(Figure collection entries)

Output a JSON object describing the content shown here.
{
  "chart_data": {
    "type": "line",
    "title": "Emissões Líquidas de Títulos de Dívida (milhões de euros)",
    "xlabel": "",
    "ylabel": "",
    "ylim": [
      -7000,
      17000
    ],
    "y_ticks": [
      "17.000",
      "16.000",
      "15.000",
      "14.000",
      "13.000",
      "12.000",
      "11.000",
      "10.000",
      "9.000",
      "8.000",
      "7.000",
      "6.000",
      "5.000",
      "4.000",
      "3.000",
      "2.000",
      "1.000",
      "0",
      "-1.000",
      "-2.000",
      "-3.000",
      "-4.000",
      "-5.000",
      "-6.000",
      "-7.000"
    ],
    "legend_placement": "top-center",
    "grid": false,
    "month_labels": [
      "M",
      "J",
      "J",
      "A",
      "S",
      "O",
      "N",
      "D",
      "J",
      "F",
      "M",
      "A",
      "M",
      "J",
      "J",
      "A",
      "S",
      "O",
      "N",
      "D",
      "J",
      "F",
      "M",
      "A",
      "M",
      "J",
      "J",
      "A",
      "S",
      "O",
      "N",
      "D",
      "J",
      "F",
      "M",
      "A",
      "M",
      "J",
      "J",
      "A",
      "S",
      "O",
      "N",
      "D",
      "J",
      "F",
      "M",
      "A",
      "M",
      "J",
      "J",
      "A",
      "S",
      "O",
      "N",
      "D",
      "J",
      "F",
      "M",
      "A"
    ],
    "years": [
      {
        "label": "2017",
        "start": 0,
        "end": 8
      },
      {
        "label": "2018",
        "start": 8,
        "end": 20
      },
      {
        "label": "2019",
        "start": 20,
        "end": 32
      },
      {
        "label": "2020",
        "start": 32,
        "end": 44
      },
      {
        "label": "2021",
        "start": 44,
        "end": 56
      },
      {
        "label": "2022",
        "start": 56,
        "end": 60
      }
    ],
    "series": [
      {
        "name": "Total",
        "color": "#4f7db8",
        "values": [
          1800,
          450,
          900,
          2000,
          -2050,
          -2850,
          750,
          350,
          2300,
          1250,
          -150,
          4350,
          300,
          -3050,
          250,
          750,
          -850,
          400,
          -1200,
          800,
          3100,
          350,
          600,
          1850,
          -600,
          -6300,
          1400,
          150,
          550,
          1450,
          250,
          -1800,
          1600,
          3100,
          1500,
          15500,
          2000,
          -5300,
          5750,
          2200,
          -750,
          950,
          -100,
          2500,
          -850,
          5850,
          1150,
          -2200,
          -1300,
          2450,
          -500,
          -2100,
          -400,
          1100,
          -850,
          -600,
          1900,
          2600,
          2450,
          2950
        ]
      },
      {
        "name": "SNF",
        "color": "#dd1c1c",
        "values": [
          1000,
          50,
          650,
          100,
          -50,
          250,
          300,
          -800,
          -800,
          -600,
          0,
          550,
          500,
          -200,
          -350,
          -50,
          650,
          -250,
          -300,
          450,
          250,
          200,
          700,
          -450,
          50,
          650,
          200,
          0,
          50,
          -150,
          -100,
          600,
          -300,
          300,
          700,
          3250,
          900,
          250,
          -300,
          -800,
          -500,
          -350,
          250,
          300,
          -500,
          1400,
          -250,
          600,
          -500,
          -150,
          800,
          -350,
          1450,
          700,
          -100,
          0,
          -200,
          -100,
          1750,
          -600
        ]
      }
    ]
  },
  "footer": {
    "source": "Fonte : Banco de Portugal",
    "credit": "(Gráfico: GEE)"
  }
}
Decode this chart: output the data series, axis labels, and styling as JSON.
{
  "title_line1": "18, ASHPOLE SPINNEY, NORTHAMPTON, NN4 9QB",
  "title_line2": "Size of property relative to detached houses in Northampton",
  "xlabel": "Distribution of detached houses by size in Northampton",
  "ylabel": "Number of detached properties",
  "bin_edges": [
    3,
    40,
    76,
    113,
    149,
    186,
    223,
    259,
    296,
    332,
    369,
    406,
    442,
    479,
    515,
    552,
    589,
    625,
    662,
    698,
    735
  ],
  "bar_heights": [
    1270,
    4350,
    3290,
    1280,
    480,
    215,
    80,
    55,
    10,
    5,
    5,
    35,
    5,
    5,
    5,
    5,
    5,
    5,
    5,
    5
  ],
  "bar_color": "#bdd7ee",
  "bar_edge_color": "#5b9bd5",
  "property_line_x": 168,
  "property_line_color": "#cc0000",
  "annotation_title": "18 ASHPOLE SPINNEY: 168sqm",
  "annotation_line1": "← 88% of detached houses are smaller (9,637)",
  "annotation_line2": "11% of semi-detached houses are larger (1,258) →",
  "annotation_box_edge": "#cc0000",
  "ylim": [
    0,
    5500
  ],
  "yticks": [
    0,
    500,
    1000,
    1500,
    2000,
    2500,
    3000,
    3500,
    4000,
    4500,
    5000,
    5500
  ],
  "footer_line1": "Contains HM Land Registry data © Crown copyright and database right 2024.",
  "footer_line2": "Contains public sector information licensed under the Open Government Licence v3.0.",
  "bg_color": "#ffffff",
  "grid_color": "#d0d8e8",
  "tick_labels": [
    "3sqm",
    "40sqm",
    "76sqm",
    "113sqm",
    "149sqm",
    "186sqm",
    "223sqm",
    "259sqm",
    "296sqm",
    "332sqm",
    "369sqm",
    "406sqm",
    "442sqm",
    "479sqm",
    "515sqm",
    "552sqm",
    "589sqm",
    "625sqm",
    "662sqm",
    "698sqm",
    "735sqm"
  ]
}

## Requirement
Every line above should be printed again exactly as it stands.

## Result of the exercise
Output a JSON object describing the content shown here.
{
  "chart_data": {
    "type": "line",
    "title": "Emissões Líquidas de Títulos de Dívida (milhões de euros)",
    "xlabel": "",
    "ylabel": "",
    "ylim": [
      -7000,
      17000
    ],
    "y_ticks": [
      "17.000",
      "16.000",
      "15.000",
      "14.000",
      "13.000",
      "12.000",
      "11.000",
      "10.000",
      "9.000",
      "8.000",
      "7.000",
      "6.000",
      "5.000",
      "4.000",
      "3.000",
      "2.000",
      "1.000",
      "0",
      "-1.000",
      "-2.000",
      "-3.000",
      "-4.000",
      "-5.000",
      "-6.000",
      "-7.000"
    ],
    "legend_placement": "top-center",
    "grid": false,
    "month_labels": [
      "M",
      "J",
      "J",
      "A",
      "S",
      "O",
      "N",
      "D",
      "J",
      "F",
      "M",
      "A",
      "M",
      "J",
      "J",
      "A",
      "S",
      "O",
      "N",
      "D",
      "J",
      "F",
      "M",
      "A",
      "M",
      "J",
      "J",
      "A",
      "S",
      "O",
      "N",
      "D",
      "J",
      "F",
      "M",
      "A",
      "M",
      "J",
      "J",
      "A",
      "S",
      "O",
      "N",
      "D",
      "J",
      "F",
      "M",
      "A",
      "M",
      "J",
      "J",
      "A",
      "S",
      "O",
      "N",
      "D",
      "J",
      "F",
      "M",
      "A"
    ],
    "years": [
      {
        "label": "2017",
        "start": 0,
        "end": 8
      },
      {
        "label": "2018",
        "start": 8,
        "end": 20
      },
      {
        "label": "2019",
        "start": 20,
        "end": 32
      },
      {
        "label": "2020",
        "start": 32,
        "end": 44
      },
      {
        "label": "2021",
        "start": 44,
        "end": 56
      },
      {
        "label": "2022",
        "start": 56,
        "end": 60
      }
    ],
    "series": [
      {
        "name": "Total",
        "color": "#4f7db8",
        "values": [
          1800,
          450,
          900,
          2000,
          -2050,
          -2850,
          750,
          350,
          2300,
          1250,
          -150,
          4350,
          300,
          -3050,
          250,
          750,
          -850,
          400,
          -1200,
          800,
          3100,
          350,
          600,
          1850,
          -600,
          -6300,
          1400,
          150,
          550,
          1450,
          250,
          -1800,
          1600,
          3100,
          1500,
          15500,
          2000,
          -5300,
          5750,
          2200,
          -750,
          950,
          -100,
          2500,
          -850,
          5850,
          1150,
          -2200,
          -1300,
          2450,
          -500,
          -2100,
          -400,
          1100,
          -850,
          -600,
          1900,
          2600,
          2450,
          2950
        ]
      },
      {
        "name": "SNF",
        "color": "#dd1c1c",
        "values": [
          1000,
          50,
          650,
          100,
          -50,
          250,
          300,
          -800,
          -800,
          -600,
          0,
          550,
          500,
          -200,
          -350,
          -50,
          650,
          -250,
          -300,
          450,
          250,
          200,
          700,
          -450,
          50,
          650,
          200,
          0,
          50,
          -150,
          -100,
          600,
          -300,
          300,
          700,
          3250,
          900,
          250,
          -300,
          -800,
          -500,
          -350,
          250,
          300,
          -500,
          1400,
          -250,
          600,
          -500,
          -150,
          800,
          -350,
          1450,
          700,
          -100,
          0,
          -200,
          -100,
          1750,
          -600
        ]
      }
    ]
  },
  "footer": {
    "source": "Fonte : Banco de Portugal",
    "credit": "(Gráfico: GEE)"
  }
}
Decode this chart: output the data series, axis labels, and styling as JSON.
{
  "title_line1": "18, ASHPOLE SPINNEY, NORTHAMPTON, NN4 9QB",
  "title_line2": "Size of property relative to detached houses in Northampton",
  "xlabel": "Distribution of detached houses by size in Northampton",
  "ylabel": "Number of detached properties",
  "bin_edges": [
    3,
    40,
    76,
    113,
    149,
    186,
    223,
    259,
    296,
    332,
    369,
    406,
    442,
    479,
    515,
    552,
    589,
    625,
    662,
    698,
    735
  ],
  "bar_heights": [
    1270,
    4350,
    3290,
    1280,
    480,
    215,
    80,
    55,
    10,
    5,
    5,
    35,
    5,
    5,
    5,
    5,
    5,
    5,
    5,
    5
  ],
  "bar_color": "#bdd7ee",
  "bar_edge_color": "#5b9bd5",
  "property_line_x": 168,
  "property_line_color": "#cc0000",
  "annotation_title": "18 ASHPOLE SPINNEY: 168sqm",
  "annotation_line1": "← 88% of detached houses are smaller (9,637)",
  "annotation_line2": "11% of semi-detached houses are larger (1,258) →",
  "annotation_box_edge": "#cc0000",
  "ylim": [
    0,
    5500
  ],
  "yticks": [
    0,
    500,
    1000,
    1500,
    2000,
    2500,
    3000,
    3500,
    4000,
    4500,
    5000,
    5500
  ],
  "footer_line1": "Contains HM Land Registry data © Crown copyright and database right 2024.",
  "footer_line2": "Contains public sector information licensed under the Open Government Licence v3.0.",
  "bg_color": "#ffffff",
  "grid_color": "#d0d8e8",
  "tick_labels": [
    "3sqm",
    "40sqm",
    "76sqm",
    "113sqm",
    "149sqm",
    "186sqm",
    "223sqm",
    "259sqm",
    "296sqm",
    "332sqm",
    "369sqm",
    "406sqm",
    "442sqm",
    "479sqm",
    "515sqm",
    "552sqm",
    "589sqm",
    "625sqm",
    "662sqm",
    "698sqm",
    "735sqm"
  ]
}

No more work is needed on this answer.